— START Excerpt provided —
This article was originally published on Hoban Law Group, and appears here with permission.
Remember this date: February 12th, 2020. This was the day New Leaf Data Services, LLC filed a federal complaint in the District of Connecticut against PanXchange, Inc. 1 for trademark infringement regarding each other’s use of the words “Hemp Benchmarks” in connection with hemp commodity data services. While New Leaf Data Services’ complaint makes several claims for relief, for the purpose of this examination we’ll focus on the federal trademark infringement claim. Before we get into what makes this momentous, let’s set the stage.
Federal trademark infringement lawsuits are not uncommon. In fact, federal and state trademark law requires mark holders to continuously use and enforce their trademarks or risk losing all rights and title to the marks by having the marks be deemed abandoned for no longer serving their purpose – which is of course, identifying a unique source of goods or services to the consumer.
This lawsuit is particularly noteworthy because of its place in the cannabis sector. The cannabis industry is relatively new to U.S. markets and has not developed a substantial body of litigation. This is partly due to the limited resources available to an industry – an industry that is in constant conflict with federal law and a feeling from cannabusinesses that limited resources are better allocated to improving product design, carving our market space, and maximizing sales to consumers as those priorities generate income, while litigation costs a tremendous amount of time, resources, and money with no guarantee that the plaintiff will prevail and recover its costs.
However, as the cannabis industry has grown, so has the pool of resources industry players can draw upon to advance their business agendas. Prior to 2018, the cannabis industry was a new and emerging industry that was making significant strides in U.S. commerce. Now, with the passage of the Agricultural Improvement Act of 2018, commonly known as the 2018 Farm Bill, industrial hemp products containing cannabidiol (CBD) were given a path to legalization, supercharging the CBD industry into a multi-billion-dollar industry with some estimates as high as 23- billion-dollar industry by 2025.
That brings us back to New Leaf Data Services vs. PanXchange, a litigation perfect storm. We have two established hemp commodity data providers that have evolved to the point where both are ready and financially able to defend their cannabis territory against competitors through costly litigation in an industry that does not have a long history of industry specific litigation to rely on for guidance. The battlefield is over the word “Hemp Benchmarks” as used in connection with industrial hemp commodity data services provided to consumers.
— END Excerpt provided —
— START Dataset entries —
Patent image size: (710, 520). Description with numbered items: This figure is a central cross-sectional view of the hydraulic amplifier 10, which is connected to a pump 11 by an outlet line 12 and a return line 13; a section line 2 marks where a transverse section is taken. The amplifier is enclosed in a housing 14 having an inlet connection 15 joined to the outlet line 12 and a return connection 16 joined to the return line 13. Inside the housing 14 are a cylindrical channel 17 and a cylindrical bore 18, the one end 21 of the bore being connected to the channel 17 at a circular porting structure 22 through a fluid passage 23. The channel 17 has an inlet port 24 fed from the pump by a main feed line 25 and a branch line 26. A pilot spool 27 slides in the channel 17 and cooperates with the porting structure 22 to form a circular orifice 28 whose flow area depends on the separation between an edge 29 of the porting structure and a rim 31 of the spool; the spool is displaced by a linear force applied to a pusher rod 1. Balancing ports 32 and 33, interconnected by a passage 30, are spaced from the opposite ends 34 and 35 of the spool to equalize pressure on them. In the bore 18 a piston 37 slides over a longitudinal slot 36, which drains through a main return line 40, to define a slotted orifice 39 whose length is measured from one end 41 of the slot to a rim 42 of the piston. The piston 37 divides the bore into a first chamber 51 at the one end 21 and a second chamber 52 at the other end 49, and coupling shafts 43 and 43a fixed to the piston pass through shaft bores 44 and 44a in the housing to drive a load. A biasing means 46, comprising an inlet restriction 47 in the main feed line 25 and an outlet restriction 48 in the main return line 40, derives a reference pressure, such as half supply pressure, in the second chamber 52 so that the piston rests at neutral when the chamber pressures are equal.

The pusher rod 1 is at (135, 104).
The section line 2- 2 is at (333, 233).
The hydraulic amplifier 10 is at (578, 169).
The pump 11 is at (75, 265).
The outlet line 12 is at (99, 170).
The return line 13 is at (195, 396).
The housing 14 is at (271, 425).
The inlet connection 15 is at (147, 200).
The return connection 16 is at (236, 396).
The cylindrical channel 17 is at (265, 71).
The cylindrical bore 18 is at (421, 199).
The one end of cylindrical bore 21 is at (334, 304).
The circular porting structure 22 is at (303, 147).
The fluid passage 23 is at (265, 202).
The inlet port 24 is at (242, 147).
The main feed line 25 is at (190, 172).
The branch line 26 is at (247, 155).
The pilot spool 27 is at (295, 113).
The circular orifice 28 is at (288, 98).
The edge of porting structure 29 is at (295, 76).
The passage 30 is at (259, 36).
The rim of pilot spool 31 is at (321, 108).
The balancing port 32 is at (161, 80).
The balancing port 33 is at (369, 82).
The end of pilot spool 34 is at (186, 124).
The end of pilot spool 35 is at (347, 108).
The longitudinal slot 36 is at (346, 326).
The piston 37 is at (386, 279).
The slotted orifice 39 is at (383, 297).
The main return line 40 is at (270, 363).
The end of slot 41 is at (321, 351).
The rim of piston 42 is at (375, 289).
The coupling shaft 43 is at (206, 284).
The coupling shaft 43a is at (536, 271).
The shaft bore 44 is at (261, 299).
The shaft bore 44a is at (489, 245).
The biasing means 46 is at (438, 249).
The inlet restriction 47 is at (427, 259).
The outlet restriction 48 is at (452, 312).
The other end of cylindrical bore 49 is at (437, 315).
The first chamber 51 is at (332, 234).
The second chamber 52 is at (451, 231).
— END Dataset entries —
Objective: Return the passage from the hemp trademark lawsuit article word for word. Begin at the words "However, as the" and stop after "industry by 2025.".

Result of the task:
However, as the cannabis industry has grown, so has the pool of resources industry players can draw upon to advance their business agendas. Prior to 2018, the cannabis industry was a new and emerging industry that was making significant strides in U.S. commerce. Now, with the passage of the Agricultural Improvement Act of 2018, commonly known as the 2018 Farm Bill, industrial hemp products containing cannabidiol (CBD) were given a path to legalization, supercharging the CBD industry into a multi-billion-dollar industry with some estimates as high as 23- billion-dollar industry by 2025.